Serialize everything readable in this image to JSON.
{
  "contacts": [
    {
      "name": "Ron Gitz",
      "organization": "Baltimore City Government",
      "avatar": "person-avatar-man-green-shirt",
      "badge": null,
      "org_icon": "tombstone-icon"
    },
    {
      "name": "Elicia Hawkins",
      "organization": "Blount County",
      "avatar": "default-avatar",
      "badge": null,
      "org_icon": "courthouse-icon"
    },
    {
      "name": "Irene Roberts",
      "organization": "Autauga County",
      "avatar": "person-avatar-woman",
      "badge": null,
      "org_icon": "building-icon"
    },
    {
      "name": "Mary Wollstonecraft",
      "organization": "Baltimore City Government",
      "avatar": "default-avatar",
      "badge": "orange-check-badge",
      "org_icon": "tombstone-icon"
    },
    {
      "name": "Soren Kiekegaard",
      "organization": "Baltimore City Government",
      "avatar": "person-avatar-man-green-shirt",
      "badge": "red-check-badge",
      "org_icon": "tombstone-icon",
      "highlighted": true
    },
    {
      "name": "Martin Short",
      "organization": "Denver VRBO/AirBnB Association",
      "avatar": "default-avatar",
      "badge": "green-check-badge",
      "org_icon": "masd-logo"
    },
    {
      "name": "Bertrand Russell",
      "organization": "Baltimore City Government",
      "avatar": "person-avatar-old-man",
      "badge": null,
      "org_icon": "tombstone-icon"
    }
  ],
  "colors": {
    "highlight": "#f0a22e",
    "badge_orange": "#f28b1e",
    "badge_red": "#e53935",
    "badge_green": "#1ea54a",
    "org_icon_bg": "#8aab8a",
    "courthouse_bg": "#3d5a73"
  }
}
******
EXERCISE DESCRIPTION. All of the data must be returned exactly.

SOLUTION BELOW.
Serialize everything readable in this image to JSON.
{
  "contacts": [
    {
      "name": "Ron Gitz",
      "organization": "Baltimore City Government",
      "avatar": "person-avatar-man-green-shirt",
      "badge": null,
      "org_icon": "tombstone-icon"
    },
    {
      "name": "Elicia Hawkins",
      "organization": "Blount County",
      "avatar": "default-avatar",
      "badge": null,
      "org_icon": "courthouse-icon"
    },
    {
      "name": "Irene Roberts",
      "organization": "Autauga County",
      "avatar": "person-avatar-woman",
      "badge": null,
      "org_icon": "building-icon"
    },
    {
      "name": "Mary Wollstonecraft",
      "organization": "Baltimore City Government",
      "avatar": "default-avatar",
      "badge": "orange-check-badge",
      "org_icon": "tombstone-icon"
    },
    {
      "name": "Soren Kiekegaard",
      "organization": "Baltimore City Government",
      "avatar": "person-avatar-man-green-shirt",
      "badge": "red-check-badge",
      "org_icon": "tombstone-icon",
      "highlighted": true
    },
    {
      "name": "Martin Short",
      "organization": "Denver VRBO/AirBnB Association",
      "avatar": "default-avatar",
      "badge": "green-check-badge",
      "org_icon": "masd-logo"
    },
    {
      "name": "Bertrand Russell",
      "organization": "Baltimore City Government",
      "avatar": "person-avatar-old-man",
      "badge": null,
      "org_icon": "tombstone-icon"
    }
  ],
  "colors": {
    "highlight": "#f0a22e",
    "badge_orange": "#f28b1e",
    "badge_red": "#e53935",
    "badge_green": "#1ea54a",
    "org_icon_bg": "#8aab8a",
    "courthouse_bg": "#3d5a73"
  }
}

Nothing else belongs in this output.